Stored entries:
* * *

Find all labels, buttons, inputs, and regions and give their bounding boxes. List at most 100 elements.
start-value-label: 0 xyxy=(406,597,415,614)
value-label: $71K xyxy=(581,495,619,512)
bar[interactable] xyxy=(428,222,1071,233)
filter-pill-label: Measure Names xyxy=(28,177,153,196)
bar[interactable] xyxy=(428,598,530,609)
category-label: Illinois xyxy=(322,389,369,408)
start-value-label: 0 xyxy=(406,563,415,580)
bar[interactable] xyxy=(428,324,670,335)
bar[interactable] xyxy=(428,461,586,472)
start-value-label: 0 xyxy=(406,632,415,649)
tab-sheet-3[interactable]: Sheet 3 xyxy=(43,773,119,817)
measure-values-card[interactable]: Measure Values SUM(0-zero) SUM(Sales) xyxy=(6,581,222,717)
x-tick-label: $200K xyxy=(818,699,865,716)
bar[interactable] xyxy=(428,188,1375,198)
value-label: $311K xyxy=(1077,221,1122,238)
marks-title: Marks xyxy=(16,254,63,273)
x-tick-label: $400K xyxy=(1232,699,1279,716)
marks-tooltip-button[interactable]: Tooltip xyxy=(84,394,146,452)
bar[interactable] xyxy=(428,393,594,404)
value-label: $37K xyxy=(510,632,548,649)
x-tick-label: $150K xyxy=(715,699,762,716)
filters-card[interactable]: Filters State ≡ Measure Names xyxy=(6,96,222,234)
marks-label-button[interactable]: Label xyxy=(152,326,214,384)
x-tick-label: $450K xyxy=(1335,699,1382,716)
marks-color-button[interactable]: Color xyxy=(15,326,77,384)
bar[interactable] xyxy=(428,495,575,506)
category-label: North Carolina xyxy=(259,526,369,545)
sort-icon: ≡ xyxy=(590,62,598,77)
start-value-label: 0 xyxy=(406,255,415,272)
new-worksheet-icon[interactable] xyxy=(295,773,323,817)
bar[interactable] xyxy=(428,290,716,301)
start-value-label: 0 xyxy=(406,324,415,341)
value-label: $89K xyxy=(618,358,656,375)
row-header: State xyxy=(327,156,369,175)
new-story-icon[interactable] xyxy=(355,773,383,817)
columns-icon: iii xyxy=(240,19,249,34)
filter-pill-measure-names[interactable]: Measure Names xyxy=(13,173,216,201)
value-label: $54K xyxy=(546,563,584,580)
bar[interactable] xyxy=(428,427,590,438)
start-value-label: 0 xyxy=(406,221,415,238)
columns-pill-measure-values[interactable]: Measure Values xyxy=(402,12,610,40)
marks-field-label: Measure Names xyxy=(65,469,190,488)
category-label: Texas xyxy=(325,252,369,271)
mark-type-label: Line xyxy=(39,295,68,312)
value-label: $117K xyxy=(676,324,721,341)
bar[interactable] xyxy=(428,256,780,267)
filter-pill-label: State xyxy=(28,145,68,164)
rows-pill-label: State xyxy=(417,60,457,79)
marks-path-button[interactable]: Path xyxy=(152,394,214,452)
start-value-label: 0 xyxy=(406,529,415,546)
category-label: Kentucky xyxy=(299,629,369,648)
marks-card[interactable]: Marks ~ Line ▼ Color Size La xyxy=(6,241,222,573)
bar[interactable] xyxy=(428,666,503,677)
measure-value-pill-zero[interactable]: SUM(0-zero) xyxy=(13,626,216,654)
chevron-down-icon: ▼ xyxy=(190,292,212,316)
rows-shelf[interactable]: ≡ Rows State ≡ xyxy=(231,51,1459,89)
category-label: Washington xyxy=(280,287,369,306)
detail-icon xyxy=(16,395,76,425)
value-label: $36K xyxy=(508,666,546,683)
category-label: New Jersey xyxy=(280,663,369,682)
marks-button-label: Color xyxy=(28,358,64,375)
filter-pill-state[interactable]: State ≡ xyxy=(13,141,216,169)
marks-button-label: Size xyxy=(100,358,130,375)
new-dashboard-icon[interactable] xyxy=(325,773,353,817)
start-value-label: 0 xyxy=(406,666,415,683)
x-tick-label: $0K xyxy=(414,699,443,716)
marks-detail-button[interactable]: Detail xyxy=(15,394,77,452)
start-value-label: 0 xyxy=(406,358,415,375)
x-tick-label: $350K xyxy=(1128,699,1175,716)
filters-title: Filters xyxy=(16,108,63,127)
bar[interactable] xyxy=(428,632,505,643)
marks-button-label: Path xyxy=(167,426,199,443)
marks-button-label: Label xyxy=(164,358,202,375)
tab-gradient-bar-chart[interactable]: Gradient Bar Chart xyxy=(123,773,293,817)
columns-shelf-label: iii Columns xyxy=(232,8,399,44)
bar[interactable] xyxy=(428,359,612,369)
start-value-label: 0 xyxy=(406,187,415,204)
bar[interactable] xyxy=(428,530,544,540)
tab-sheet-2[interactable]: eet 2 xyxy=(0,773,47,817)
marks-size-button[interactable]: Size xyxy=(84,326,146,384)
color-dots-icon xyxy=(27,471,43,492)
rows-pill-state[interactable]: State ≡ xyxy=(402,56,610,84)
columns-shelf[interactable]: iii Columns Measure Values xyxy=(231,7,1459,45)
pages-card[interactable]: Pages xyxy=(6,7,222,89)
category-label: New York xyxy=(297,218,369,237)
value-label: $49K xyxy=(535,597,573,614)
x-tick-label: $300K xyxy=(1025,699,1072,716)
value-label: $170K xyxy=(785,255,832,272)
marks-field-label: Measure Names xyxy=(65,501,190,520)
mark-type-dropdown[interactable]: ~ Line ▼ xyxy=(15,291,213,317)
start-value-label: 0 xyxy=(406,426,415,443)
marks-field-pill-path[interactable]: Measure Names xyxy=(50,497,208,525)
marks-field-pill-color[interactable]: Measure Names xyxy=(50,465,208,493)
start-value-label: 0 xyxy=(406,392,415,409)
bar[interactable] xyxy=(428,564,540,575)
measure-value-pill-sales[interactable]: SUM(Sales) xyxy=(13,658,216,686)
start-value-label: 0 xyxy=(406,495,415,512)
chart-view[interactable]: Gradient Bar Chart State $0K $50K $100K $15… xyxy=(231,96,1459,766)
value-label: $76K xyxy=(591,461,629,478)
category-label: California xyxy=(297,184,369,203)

* * *

### [Task to carry out]
Copy out every line of the material above word for word, with no changes.

### [Worked answer]
Find all labels, buttons, inputs, and regions and give their bounding boxes. List at most 100 elements.
start-value-label: 0 xyxy=(406,597,415,614)
value-label: $71K xyxy=(581,495,619,512)
bar[interactable] xyxy=(428,222,1071,233)
filter-pill-label: Measure Names xyxy=(28,177,153,196)
bar[interactable] xyxy=(428,598,530,609)
category-label: Illinois xyxy=(322,389,369,408)
start-value-label: 0 xyxy=(406,563,415,580)
bar[interactable] xyxy=(428,324,670,335)
bar[interactable] xyxy=(428,461,586,472)
start-value-label: 0 xyxy=(406,632,415,649)
tab-sheet-3[interactable]: Sheet 3 xyxy=(43,773,119,817)
measure-values-card[interactable]: Measure Values SUM(0-zero) SUM(Sales) xyxy=(6,581,222,717)
x-tick-label: $200K xyxy=(818,699,865,716)
bar[interactable] xyxy=(428,188,1375,198)
value-label: $311K xyxy=(1077,221,1122,238)
marks-title: Marks xyxy=(16,254,63,273)
x-tick-label: $400K xyxy=(1232,699,1279,716)
marks-tooltip-button[interactable]: Tooltip xyxy=(84,394,146,452)
bar[interactable] xyxy=(428,393,594,404)
value-label: $37K xyxy=(510,632,548,649)
x-tick-label: $150K xyxy=(715,699,762,716)
filters-card[interactable]: Filters State ≡ Measure Names xyxy=(6,96,222,234)
marks-label-button[interactable]: Label xyxy=(152,326,214,384)
x-tick-label: $450K xyxy=(1335,699,1382,716)
marks-color-button[interactable]: Color xyxy=(15,326,77,384)
bar[interactable] xyxy=(428,495,575,506)
category-label: North Carolina xyxy=(259,526,369,545)
sort-icon: ≡ xyxy=(590,62,598,77)
start-value-label: 0 xyxy=(406,255,415,272)
new-worksheet-icon[interactable] xyxy=(295,773,323,817)
bar[interactable] xyxy=(428,290,716,301)
start-value-label: 0 xyxy=(406,324,415,341)
value-label: $89K xyxy=(618,358,656,375)
row-header: State xyxy=(327,156,369,175)
new-story-icon[interactable] xyxy=(355,773,383,817)
columns-icon: iii xyxy=(240,19,249,34)
filter-pill-measure-names[interactable]: Measure Names xyxy=(13,173,216,201)
value-label: $54K xyxy=(546,563,584,580)
bar[interactable] xyxy=(428,427,590,438)
start-value-label: 0 xyxy=(406,221,415,238)
columns-pill-measure-values[interactable]: Measure Values xyxy=(402,12,610,40)
marks-field-label: Measure Names xyxy=(65,469,190,488)
category-label: Texas xyxy=(325,252,369,271)
mark-type-label: Line xyxy=(39,295,68,312)
value-label: $117K xyxy=(676,324,721,341)
bar[interactable] xyxy=(428,256,780,267)
filter-pill-label: State xyxy=(28,145,68,164)
rows-pill-label: State xyxy=(417,60,457,79)
marks-path-button[interactable]: Path xyxy=(152,394,214,452)
start-value-label: 0 xyxy=(406,529,415,546)
category-label: Kentucky xyxy=(299,629,369,648)
marks-card[interactable]: Marks ~ Line ▼ Color Size La xyxy=(6,241,222,573)
bar[interactable] xyxy=(428,666,503,677)
measure-value-pill-zero[interactable]: SUM(0-zero) xyxy=(13,626,216,654)
chevron-down-icon: ▼ xyxy=(190,292,212,316)
rows-shelf[interactable]: ≡ Rows State ≡ xyxy=(231,51,1459,89)
category-label: Washington xyxy=(280,287,369,306)
detail-icon xyxy=(16,395,76,425)
value-label: $36K xyxy=(508,666,546,683)
category-label: New Jersey xyxy=(280,663,369,682)
marks-button-label: Color xyxy=(28,358,64,375)
filter-pill-state[interactable]: State ≡ xyxy=(13,141,216,169)
marks-button-label: Size xyxy=(100,358,130,375)
new-dashboard-icon[interactable] xyxy=(325,773,353,817)
start-value-label: 0 xyxy=(406,666,415,683)
x-tick-label: $0K xyxy=(414,699,443,716)
marks-detail-button[interactable]: Detail xyxy=(15,394,77,452)
start-value-label: 0 xyxy=(406,358,415,375)
x-tick-label: $350K xyxy=(1128,699,1175,716)
filters-title: Filters xyxy=(16,108,63,127)
bar[interactable] xyxy=(428,632,505,643)
marks-button-label: Path xyxy=(167,426,199,443)
marks-button-label: Label xyxy=(164,358,202,375)
tab-gradient-bar-chart[interactable]: Gradient Bar Chart xyxy=(123,773,293,817)
columns-shelf-label: iii Columns xyxy=(232,8,399,44)
bar[interactable] xyxy=(428,359,612,369)
start-value-label: 0 xyxy=(406,187,415,204)
bar[interactable] xyxy=(428,530,544,540)
tab-sheet-2[interactable]: eet 2 xyxy=(0,773,47,817)
marks-size-button[interactable]: Size xyxy=(84,326,146,384)
color-dots-icon xyxy=(27,471,43,492)
rows-pill-state[interactable]: State ≡ xyxy=(402,56,610,84)
columns-shelf[interactable]: iii Columns Measure Values xyxy=(231,7,1459,45)
pages-card[interactable]: Pages xyxy=(6,7,222,89)
category-label: New York xyxy=(297,218,369,237)
value-label: $49K xyxy=(535,597,573,614)
x-tick-label: $300K xyxy=(1025,699,1072,716)
value-label: $170K xyxy=(785,255,832,272)
marks-field-label: Measure Names xyxy=(65,501,190,520)
mark-type-dropdown[interactable]: ~ Line ▼ xyxy=(15,291,213,317)
start-value-label: 0 xyxy=(406,426,415,443)
marks-field-pill-path[interactable]: Measure Names xyxy=(50,497,208,525)
marks-field-pill-color[interactable]: Measure Names xyxy=(50,465,208,493)
start-value-label: 0 xyxy=(406,392,415,409)
bar[interactable] xyxy=(428,564,540,575)
measure-value-pill-sales[interactable]: SUM(Sales) xyxy=(13,658,216,686)
start-value-label: 0 xyxy=(406,495,415,512)
chart-view[interactable]: Gradient Bar Chart State $0K $50K $100K $15… xyxy=(231,96,1459,766)
value-label: $76K xyxy=(591,461,629,478)
category-label: California xyxy=(297,184,369,203)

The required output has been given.